━━━ DATA FOR THE TASK ━━━

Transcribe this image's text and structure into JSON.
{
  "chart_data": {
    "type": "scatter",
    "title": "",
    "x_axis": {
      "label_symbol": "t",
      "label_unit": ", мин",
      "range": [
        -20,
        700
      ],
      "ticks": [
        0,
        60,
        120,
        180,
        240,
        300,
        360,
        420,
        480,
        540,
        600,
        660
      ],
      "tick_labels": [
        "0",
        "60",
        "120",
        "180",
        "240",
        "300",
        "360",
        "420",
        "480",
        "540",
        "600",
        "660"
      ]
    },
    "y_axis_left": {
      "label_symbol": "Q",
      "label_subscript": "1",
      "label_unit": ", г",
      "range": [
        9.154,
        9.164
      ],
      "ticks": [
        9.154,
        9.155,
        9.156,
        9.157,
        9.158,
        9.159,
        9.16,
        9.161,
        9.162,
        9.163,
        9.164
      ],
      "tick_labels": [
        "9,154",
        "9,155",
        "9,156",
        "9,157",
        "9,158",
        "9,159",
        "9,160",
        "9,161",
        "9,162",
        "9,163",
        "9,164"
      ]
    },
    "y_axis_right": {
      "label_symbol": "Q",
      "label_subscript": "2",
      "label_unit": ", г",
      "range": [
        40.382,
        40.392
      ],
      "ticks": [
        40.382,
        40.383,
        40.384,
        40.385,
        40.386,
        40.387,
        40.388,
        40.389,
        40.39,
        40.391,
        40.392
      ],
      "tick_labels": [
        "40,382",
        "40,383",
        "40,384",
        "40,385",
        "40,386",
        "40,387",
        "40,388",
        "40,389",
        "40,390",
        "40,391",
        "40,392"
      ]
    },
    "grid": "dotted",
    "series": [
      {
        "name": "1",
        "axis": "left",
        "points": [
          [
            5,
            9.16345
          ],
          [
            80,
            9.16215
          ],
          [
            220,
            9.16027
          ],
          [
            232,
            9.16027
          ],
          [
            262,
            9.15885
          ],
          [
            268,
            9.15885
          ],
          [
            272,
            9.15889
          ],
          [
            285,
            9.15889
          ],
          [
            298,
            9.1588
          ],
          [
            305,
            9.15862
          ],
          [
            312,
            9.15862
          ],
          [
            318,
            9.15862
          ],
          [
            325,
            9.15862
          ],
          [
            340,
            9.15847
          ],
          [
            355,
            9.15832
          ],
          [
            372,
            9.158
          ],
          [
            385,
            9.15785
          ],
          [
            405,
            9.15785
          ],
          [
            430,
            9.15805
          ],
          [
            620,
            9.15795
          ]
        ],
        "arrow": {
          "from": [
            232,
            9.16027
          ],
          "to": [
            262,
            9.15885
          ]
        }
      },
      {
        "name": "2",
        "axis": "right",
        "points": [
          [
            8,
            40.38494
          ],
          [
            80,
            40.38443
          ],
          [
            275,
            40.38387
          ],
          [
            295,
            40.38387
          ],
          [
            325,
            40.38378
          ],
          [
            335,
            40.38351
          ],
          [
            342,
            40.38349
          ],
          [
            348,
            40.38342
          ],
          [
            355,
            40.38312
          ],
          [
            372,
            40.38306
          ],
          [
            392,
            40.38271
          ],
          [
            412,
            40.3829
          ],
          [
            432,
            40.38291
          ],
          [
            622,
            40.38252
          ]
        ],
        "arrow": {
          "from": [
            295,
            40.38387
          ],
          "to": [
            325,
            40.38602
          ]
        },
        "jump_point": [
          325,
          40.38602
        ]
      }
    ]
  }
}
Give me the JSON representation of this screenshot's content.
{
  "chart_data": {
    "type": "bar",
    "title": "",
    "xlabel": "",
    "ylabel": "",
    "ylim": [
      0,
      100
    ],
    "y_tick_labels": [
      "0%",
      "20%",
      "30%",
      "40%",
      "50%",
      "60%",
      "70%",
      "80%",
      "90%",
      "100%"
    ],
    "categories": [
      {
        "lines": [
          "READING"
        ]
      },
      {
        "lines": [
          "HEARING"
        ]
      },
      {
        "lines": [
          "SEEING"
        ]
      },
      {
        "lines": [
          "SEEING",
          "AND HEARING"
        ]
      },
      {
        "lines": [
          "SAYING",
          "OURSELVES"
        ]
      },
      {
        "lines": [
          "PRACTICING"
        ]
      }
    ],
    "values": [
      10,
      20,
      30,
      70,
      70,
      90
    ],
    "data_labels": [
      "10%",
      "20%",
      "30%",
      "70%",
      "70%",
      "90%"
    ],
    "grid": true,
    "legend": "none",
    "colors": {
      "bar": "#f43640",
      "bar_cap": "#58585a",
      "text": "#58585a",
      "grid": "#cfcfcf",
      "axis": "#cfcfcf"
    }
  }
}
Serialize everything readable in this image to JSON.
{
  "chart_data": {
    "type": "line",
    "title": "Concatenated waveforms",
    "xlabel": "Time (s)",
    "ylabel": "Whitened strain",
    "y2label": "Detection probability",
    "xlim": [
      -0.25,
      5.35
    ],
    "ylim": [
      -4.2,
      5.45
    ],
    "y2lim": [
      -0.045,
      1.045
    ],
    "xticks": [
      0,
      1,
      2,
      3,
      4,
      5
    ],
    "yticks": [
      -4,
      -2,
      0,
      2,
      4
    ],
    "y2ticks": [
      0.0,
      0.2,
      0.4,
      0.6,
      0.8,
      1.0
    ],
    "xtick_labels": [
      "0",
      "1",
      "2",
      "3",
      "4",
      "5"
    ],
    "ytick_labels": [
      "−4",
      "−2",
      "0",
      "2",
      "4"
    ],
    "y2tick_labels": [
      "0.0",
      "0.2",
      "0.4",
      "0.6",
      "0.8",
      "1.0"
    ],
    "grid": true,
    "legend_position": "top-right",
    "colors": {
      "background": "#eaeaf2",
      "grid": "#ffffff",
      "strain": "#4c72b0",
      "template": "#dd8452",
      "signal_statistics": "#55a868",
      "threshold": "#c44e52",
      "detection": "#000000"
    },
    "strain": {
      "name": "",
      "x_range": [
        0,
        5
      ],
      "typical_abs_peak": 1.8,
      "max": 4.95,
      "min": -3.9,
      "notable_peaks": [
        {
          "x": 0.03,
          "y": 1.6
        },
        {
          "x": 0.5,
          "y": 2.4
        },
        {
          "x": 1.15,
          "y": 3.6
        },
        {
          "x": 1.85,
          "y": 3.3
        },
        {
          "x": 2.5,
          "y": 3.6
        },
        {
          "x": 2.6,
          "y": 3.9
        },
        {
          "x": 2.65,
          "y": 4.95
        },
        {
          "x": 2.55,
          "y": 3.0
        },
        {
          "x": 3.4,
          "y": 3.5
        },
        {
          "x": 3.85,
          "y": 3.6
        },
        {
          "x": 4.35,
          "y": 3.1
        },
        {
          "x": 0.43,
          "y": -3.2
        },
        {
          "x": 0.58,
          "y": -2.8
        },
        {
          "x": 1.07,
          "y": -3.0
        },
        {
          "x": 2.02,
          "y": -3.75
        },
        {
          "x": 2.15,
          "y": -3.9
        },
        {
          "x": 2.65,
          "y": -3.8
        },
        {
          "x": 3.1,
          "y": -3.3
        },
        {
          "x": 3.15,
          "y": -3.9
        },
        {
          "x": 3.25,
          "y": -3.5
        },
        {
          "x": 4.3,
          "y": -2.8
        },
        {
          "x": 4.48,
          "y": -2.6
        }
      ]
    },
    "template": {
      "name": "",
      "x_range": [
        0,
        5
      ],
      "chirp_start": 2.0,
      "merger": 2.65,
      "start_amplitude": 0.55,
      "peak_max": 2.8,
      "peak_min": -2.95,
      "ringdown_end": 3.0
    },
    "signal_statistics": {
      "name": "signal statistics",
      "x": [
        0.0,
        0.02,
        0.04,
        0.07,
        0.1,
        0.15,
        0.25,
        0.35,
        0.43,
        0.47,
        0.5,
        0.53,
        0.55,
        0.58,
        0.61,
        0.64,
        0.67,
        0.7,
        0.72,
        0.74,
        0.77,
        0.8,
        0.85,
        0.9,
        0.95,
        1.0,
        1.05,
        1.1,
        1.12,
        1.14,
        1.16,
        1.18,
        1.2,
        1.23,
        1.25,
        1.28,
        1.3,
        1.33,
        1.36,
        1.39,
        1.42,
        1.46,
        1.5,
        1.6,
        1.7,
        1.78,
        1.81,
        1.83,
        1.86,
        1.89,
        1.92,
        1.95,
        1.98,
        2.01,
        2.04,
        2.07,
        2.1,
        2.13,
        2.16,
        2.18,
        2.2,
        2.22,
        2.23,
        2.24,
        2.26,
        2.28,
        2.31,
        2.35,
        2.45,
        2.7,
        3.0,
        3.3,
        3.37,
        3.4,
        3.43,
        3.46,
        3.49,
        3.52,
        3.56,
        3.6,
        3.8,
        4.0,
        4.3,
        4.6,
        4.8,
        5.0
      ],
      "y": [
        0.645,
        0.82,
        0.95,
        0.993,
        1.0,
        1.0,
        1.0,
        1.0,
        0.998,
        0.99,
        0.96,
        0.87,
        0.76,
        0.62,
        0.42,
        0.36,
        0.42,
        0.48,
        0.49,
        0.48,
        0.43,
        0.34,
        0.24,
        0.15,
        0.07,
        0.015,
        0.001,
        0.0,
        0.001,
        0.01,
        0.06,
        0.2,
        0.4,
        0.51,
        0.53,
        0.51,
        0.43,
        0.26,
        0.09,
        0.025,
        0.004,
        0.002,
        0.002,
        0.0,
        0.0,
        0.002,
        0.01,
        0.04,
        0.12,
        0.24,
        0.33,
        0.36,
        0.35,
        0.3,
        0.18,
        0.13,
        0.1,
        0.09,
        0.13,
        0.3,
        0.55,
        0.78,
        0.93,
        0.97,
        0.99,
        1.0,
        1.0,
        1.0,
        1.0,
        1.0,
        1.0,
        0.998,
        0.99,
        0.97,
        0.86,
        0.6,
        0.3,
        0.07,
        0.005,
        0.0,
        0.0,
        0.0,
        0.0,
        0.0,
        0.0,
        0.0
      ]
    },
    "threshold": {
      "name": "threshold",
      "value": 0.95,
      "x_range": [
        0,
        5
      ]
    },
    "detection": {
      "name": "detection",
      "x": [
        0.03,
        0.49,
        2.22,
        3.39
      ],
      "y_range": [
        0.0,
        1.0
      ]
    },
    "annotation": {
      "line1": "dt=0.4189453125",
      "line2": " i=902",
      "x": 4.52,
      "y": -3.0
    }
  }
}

━━━

▶ _GIVEN REQUEST_: Pull out all lines from the entries above that include the word "strain".

▶ _PROBLEM SOLUTION_:
    "ylabel": "Whitened strain",
      "strain": "#4c72b0",
    "strain": {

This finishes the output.